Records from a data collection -

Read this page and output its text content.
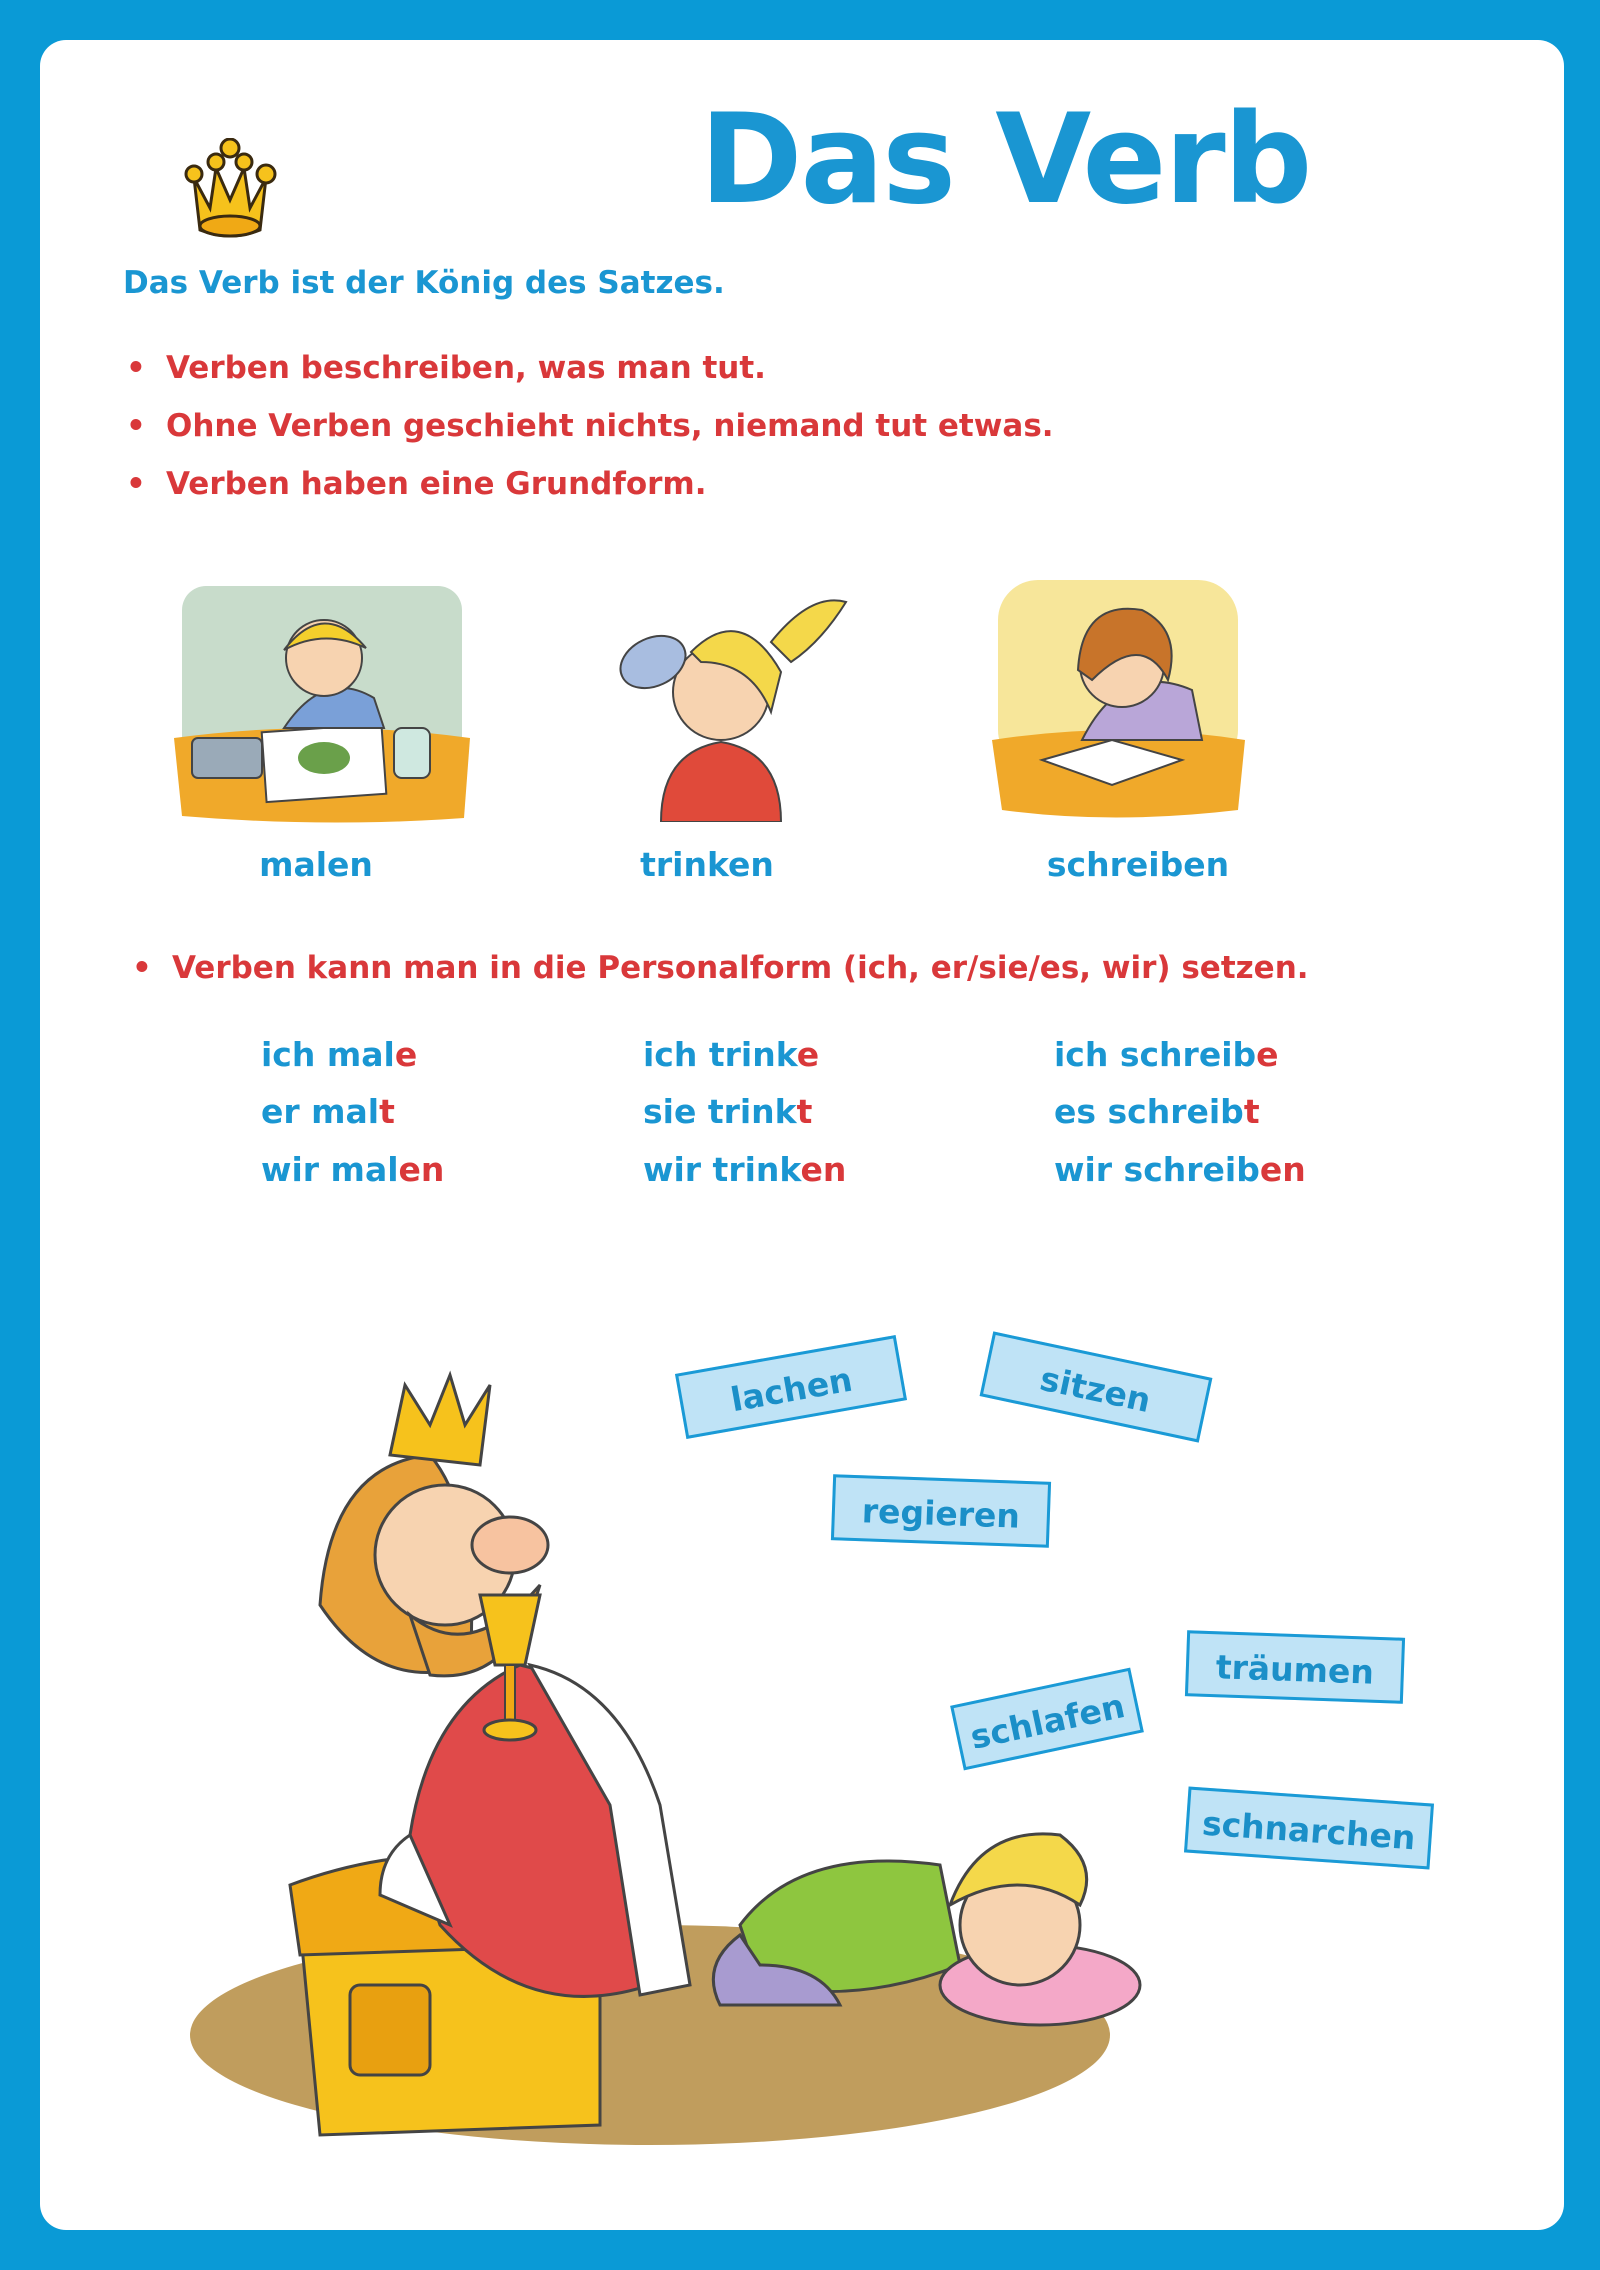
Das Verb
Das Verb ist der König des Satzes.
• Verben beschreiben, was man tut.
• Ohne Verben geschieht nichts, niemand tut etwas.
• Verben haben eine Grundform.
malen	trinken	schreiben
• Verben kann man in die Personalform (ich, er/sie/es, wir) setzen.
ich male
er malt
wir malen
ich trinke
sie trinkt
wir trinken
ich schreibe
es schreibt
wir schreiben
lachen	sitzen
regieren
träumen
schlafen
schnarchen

Aim of the exercise - Write every record out again exactly; no pictures belong in the copy.

Answer below -
Read this page and output its text content.
Das Verb
Das Verb ist der König des Satzes.
• Verben beschreiben, was man tut.
• Ohne Verben geschieht nichts, niemand tut etwas.
• Verben haben eine Grundform.
malen	trinken	schreiben
• Verben kann man in die Personalform (ich, er/sie/es, wir) setzen.
ich male
er malt
wir malen
ich trinke
sie trinkt
wir trinken
ich schreibe
es schreibt
wir schreiben
lachen	sitzen
regieren
träumen
schlafen
schnarchen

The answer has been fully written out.